CHALLENGE:
Go through the listing below and gather every line with the word "הבדיקה".

DATA TO USE:

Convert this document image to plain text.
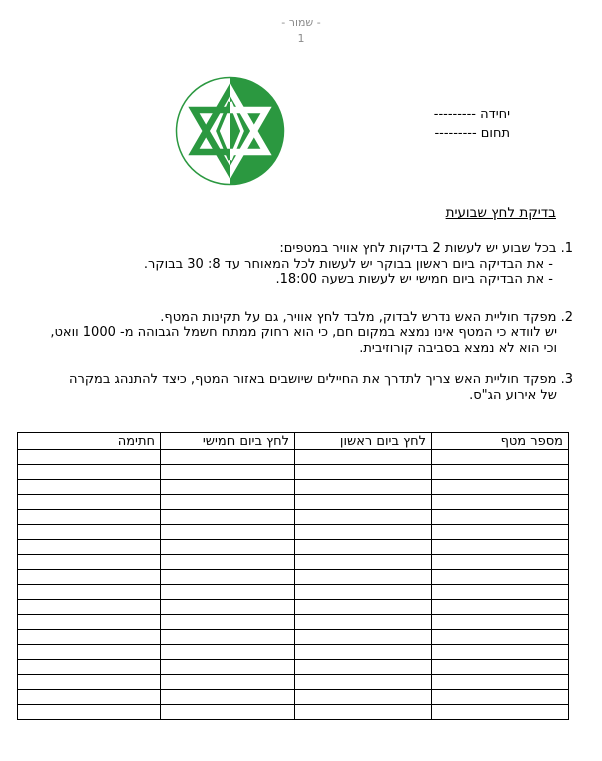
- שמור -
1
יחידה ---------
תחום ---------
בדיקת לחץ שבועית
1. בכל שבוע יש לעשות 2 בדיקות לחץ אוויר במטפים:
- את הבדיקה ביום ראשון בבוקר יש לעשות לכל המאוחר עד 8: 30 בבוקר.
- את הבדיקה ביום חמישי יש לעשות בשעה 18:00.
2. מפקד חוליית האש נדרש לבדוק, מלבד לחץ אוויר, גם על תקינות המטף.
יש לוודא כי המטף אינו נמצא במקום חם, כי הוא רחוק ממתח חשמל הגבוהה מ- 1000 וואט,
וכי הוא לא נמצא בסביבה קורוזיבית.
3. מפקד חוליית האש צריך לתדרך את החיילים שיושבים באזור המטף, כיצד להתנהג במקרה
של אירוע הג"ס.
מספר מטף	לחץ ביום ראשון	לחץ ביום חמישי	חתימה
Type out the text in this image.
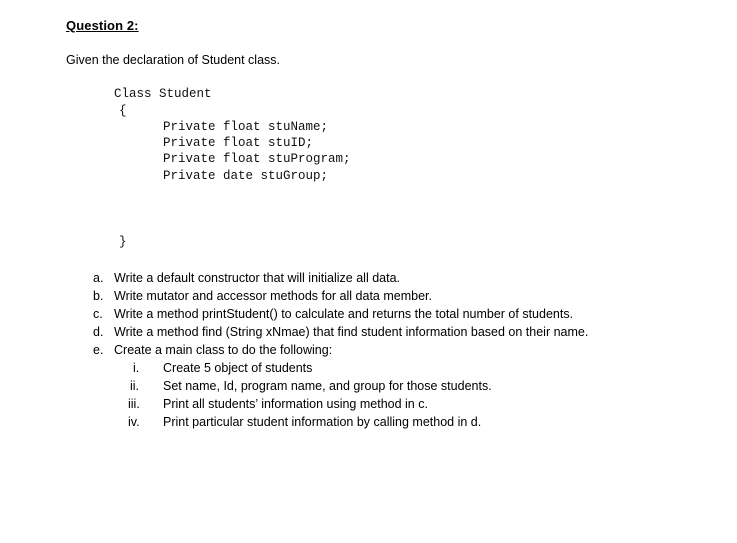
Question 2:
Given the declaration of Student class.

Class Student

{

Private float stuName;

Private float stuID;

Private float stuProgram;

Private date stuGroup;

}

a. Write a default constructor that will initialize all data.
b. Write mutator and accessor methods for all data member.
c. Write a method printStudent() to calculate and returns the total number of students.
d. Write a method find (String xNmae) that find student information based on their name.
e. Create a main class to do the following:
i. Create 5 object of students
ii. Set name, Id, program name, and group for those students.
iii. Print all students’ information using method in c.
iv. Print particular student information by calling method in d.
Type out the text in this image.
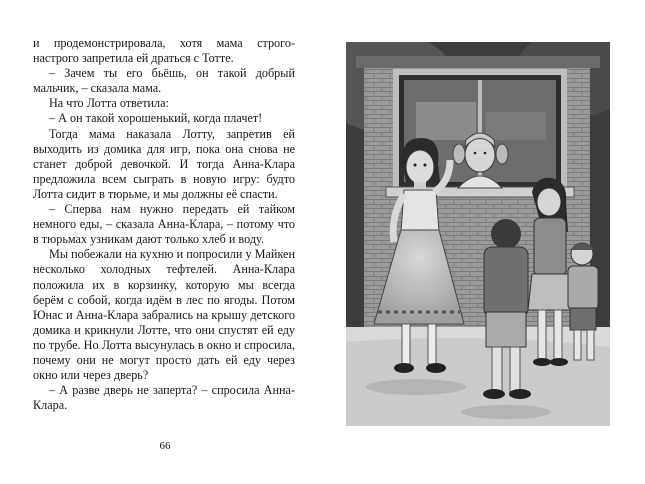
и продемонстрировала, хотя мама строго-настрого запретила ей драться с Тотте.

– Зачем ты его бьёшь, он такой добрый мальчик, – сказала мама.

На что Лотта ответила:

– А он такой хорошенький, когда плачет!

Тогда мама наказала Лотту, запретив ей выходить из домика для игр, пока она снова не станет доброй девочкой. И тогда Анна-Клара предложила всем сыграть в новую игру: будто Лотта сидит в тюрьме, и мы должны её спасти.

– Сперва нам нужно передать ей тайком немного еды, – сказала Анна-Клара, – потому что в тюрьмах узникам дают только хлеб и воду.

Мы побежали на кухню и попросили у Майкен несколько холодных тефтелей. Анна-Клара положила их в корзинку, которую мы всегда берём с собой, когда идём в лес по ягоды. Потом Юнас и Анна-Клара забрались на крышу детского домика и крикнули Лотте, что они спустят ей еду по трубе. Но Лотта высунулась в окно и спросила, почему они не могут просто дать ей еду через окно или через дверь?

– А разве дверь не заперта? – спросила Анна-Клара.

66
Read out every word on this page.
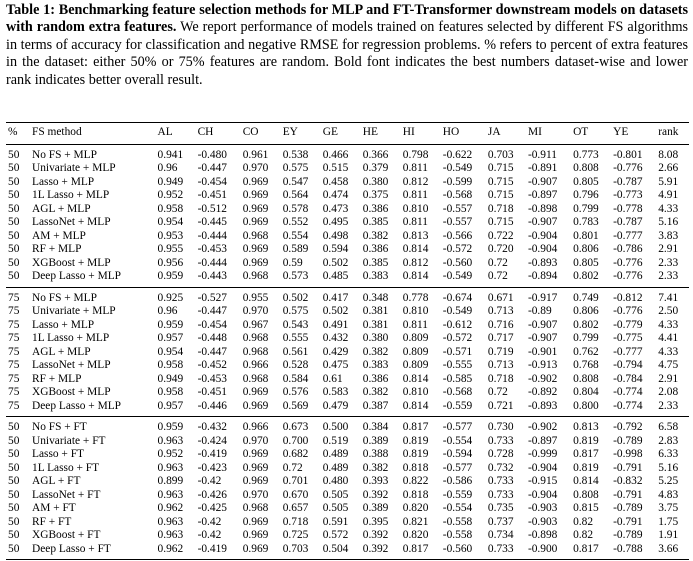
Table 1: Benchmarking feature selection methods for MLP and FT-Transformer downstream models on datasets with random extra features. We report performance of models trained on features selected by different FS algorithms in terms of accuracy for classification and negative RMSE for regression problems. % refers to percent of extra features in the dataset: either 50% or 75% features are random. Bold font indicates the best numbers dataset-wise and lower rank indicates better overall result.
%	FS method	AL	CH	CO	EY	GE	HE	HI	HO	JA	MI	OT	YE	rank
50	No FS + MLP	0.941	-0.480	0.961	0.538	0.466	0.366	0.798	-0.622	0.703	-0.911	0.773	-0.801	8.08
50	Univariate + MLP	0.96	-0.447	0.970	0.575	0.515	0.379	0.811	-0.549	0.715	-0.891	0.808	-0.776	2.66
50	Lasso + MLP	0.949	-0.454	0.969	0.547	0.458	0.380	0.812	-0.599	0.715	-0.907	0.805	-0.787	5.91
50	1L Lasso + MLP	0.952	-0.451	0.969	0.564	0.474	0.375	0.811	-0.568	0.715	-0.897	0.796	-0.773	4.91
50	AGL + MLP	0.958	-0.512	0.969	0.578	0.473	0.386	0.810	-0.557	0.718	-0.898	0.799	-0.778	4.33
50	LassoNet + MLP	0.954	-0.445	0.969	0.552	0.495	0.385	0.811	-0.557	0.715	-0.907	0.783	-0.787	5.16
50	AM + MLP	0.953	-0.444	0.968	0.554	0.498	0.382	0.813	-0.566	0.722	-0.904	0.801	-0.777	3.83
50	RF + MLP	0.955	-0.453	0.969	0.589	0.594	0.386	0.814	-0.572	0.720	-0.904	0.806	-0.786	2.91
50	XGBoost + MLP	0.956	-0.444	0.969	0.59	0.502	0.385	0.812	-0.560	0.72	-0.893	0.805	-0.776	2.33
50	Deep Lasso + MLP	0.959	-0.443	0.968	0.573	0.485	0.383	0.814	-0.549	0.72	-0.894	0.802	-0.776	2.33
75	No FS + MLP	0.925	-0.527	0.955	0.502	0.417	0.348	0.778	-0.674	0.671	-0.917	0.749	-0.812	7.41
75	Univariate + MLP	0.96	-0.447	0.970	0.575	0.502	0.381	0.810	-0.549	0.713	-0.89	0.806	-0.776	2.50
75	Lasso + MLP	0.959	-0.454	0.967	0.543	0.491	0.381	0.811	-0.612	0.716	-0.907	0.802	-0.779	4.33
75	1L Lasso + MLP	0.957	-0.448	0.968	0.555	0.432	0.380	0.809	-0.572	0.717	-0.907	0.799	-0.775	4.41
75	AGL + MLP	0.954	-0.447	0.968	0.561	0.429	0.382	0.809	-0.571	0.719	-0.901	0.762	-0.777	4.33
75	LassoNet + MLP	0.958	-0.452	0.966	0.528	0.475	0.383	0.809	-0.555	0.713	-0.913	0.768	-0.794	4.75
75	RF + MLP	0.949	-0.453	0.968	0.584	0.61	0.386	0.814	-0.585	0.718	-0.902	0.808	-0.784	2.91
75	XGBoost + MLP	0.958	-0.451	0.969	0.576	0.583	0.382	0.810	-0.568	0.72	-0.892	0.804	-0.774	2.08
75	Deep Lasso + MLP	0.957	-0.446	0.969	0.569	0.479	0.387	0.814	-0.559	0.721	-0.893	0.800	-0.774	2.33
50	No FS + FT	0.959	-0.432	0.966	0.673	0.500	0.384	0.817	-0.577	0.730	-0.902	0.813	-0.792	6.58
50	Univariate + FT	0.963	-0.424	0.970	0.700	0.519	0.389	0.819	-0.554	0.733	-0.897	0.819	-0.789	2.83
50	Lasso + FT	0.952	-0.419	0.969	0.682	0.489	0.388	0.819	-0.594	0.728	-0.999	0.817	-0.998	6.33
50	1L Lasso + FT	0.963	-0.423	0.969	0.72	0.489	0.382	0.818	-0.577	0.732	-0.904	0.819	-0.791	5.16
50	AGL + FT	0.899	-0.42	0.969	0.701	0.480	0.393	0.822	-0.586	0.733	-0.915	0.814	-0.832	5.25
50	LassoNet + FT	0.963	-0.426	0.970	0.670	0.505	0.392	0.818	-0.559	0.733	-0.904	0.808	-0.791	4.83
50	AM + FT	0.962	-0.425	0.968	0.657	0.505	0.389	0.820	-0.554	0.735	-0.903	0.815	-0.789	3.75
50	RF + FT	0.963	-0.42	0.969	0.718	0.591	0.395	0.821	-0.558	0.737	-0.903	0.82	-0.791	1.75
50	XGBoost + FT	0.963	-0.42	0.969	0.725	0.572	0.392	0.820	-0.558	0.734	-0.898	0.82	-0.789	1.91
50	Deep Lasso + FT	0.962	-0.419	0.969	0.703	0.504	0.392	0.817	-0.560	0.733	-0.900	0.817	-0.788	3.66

--

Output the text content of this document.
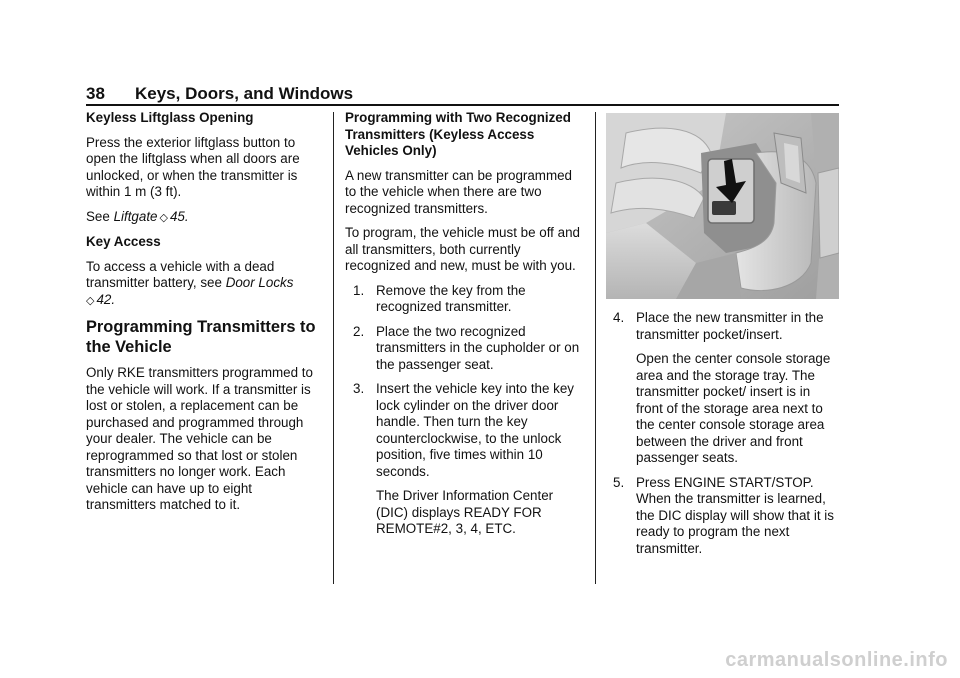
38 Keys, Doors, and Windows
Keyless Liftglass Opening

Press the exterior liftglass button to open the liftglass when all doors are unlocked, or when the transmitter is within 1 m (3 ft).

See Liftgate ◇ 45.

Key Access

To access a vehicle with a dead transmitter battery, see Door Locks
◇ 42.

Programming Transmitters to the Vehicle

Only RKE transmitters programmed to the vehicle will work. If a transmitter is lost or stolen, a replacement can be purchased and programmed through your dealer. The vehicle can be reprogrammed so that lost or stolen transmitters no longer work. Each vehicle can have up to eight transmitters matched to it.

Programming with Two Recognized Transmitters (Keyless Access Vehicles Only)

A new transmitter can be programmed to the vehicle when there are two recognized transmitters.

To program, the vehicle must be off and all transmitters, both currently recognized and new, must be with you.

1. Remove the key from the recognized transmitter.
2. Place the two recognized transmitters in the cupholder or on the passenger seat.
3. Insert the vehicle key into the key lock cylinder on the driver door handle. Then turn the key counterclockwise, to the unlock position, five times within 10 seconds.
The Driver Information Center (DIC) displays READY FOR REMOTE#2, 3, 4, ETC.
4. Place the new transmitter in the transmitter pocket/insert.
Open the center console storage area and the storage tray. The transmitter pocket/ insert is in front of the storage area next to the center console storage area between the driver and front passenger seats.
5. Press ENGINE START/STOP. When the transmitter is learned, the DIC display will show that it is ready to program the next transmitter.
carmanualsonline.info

--

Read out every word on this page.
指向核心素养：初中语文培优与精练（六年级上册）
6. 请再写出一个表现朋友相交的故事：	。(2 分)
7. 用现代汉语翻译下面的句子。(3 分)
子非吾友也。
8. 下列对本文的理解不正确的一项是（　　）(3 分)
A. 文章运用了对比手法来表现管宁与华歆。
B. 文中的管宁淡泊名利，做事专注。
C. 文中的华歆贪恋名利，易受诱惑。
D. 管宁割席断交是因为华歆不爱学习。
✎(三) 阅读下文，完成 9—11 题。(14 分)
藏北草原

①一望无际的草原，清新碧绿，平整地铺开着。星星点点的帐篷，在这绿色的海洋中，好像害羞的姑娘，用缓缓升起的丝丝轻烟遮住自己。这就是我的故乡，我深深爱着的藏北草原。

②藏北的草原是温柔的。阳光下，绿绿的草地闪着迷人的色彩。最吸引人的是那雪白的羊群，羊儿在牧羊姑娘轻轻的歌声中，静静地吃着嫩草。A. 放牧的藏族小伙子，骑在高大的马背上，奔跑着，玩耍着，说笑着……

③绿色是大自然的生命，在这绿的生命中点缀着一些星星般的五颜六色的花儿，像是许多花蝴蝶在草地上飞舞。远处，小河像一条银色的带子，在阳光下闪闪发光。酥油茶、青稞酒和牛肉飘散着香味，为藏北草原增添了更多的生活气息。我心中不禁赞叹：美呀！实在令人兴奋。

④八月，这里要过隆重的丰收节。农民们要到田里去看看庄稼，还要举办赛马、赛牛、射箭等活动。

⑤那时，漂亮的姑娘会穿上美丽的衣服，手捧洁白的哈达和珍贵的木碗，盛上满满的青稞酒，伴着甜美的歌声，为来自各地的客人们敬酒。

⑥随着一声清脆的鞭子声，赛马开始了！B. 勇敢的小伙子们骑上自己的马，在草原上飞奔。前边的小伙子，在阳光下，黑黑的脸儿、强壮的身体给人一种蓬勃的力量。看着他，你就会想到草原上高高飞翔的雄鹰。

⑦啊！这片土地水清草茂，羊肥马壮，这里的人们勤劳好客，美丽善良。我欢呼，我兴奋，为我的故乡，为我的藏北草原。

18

ANSWER:
- את הבדיקה ביום ראשון בבוקר יש לעשות לכל המאוחר עד 8: 30 בבוקר.
- את הבדיקה ביום חמישי יש לעשות בשעה 18:00.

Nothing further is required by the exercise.